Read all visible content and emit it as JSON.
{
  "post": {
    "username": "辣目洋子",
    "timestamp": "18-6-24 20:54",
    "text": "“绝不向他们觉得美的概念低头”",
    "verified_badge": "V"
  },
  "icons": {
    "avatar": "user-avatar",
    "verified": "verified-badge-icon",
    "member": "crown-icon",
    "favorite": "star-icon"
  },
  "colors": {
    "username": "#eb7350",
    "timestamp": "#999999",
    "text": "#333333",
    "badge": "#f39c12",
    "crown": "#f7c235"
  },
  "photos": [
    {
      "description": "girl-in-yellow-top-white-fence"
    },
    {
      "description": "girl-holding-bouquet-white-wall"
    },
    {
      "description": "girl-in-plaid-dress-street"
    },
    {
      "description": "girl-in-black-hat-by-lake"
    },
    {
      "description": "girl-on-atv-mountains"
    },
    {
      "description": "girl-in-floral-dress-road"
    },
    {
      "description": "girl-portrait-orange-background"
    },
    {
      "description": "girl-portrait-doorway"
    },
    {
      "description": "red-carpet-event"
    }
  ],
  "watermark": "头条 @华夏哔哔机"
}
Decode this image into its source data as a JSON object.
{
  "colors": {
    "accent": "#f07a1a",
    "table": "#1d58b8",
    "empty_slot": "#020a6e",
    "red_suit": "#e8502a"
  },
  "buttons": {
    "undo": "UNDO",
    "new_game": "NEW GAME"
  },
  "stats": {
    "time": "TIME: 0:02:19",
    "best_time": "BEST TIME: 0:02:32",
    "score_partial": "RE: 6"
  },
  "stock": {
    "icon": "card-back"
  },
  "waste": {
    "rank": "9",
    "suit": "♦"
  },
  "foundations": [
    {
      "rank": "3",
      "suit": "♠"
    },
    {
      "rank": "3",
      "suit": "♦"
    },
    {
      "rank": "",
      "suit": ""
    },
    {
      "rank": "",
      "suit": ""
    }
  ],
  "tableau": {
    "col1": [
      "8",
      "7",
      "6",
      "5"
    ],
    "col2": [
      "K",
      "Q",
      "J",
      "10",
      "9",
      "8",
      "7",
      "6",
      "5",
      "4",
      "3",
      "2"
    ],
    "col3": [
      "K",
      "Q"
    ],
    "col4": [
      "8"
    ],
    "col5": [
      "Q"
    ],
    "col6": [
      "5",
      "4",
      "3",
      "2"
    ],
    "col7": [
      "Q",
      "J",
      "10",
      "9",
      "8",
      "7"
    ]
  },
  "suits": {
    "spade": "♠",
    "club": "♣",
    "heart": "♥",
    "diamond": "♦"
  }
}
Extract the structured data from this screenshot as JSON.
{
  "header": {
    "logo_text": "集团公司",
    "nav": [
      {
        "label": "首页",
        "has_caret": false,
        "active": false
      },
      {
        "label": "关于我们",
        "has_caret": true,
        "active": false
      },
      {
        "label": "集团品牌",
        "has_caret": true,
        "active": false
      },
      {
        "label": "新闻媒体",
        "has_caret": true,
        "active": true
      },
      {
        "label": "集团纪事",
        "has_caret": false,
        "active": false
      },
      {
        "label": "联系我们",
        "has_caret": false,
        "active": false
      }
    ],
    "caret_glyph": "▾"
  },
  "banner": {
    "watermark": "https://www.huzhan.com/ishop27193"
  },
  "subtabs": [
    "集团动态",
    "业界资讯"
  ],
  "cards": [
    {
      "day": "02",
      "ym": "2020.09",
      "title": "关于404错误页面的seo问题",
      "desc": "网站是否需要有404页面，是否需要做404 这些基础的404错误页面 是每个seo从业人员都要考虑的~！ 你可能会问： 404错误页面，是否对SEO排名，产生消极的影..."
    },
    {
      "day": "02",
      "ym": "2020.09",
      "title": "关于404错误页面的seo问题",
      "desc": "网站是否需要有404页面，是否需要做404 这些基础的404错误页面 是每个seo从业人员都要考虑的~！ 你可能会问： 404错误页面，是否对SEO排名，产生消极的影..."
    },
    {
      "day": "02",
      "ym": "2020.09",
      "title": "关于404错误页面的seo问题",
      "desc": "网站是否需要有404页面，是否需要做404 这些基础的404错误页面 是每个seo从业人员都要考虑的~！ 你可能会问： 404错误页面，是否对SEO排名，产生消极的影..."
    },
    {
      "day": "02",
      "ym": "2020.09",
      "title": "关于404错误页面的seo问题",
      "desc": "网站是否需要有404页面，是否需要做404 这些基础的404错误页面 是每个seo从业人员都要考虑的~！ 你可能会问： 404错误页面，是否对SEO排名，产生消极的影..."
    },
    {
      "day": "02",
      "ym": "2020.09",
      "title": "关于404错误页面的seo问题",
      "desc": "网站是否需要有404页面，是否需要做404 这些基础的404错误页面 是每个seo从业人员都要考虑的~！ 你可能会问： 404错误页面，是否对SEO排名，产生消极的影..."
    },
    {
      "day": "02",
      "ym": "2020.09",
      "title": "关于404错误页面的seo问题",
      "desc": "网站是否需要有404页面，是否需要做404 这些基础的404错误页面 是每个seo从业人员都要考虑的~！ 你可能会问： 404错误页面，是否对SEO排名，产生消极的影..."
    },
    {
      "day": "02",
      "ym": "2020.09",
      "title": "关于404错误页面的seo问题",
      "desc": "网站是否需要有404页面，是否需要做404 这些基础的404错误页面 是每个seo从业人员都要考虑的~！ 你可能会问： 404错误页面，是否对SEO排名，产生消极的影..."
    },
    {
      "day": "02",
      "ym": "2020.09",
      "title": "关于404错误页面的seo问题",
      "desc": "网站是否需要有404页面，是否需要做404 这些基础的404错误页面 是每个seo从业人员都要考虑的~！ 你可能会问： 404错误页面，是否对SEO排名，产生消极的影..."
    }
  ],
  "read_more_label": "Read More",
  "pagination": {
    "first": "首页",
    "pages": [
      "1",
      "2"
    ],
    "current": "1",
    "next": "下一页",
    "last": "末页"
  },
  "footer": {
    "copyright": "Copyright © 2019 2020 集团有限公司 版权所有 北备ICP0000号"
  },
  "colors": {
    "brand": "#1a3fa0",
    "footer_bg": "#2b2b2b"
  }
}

┄┄┄┄┄┄

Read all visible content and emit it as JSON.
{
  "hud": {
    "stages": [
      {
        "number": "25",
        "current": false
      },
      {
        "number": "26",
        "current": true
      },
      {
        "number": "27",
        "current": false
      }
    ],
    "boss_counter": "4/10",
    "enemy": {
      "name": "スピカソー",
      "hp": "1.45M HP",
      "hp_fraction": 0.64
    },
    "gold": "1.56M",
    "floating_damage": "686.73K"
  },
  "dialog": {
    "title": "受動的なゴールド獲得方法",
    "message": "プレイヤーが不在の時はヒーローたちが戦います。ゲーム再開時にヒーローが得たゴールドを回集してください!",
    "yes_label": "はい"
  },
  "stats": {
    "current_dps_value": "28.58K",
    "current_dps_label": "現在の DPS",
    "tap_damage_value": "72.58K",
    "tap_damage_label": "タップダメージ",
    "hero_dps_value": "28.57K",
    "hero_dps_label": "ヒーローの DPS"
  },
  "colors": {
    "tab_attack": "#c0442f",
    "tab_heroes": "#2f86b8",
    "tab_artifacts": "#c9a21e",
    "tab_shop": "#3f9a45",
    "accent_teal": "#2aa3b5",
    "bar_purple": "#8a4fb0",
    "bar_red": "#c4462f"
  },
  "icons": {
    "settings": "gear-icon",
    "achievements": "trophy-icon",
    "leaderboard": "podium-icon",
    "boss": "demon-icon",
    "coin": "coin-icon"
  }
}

┄┄┄┄┄┄

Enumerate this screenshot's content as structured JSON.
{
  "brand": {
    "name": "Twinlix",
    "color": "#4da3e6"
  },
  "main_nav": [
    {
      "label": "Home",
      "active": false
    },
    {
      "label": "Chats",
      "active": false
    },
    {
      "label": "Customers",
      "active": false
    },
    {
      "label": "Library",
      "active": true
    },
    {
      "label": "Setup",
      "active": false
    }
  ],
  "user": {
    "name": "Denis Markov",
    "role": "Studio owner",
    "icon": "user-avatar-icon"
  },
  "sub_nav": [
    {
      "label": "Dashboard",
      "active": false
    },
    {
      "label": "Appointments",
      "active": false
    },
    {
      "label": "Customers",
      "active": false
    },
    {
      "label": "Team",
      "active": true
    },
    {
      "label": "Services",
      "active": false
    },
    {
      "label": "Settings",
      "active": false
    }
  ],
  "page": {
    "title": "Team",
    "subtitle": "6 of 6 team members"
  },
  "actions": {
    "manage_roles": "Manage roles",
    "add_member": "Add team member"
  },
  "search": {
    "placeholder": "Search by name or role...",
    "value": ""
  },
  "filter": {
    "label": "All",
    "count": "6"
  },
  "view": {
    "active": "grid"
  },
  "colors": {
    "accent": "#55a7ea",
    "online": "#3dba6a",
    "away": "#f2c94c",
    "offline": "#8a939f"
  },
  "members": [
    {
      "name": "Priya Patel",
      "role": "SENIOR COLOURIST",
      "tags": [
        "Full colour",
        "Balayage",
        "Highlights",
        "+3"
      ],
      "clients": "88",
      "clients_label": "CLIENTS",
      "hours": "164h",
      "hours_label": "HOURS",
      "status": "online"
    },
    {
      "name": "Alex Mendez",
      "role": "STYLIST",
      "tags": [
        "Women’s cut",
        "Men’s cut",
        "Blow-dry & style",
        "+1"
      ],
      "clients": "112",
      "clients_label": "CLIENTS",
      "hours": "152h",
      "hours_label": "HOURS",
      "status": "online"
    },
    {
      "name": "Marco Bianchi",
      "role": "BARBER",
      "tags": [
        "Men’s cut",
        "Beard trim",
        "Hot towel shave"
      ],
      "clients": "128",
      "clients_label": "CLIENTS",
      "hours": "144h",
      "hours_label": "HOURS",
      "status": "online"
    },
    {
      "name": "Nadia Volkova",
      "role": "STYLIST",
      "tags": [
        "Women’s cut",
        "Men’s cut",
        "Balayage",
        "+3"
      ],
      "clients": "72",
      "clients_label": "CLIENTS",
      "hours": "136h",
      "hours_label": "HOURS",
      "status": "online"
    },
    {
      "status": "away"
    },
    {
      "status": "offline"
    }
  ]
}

┄┄┄┄┄┄

■ Work required: Report how many lines in the records hold the word "watermark", giving the number and nothing else.

■ Response: 2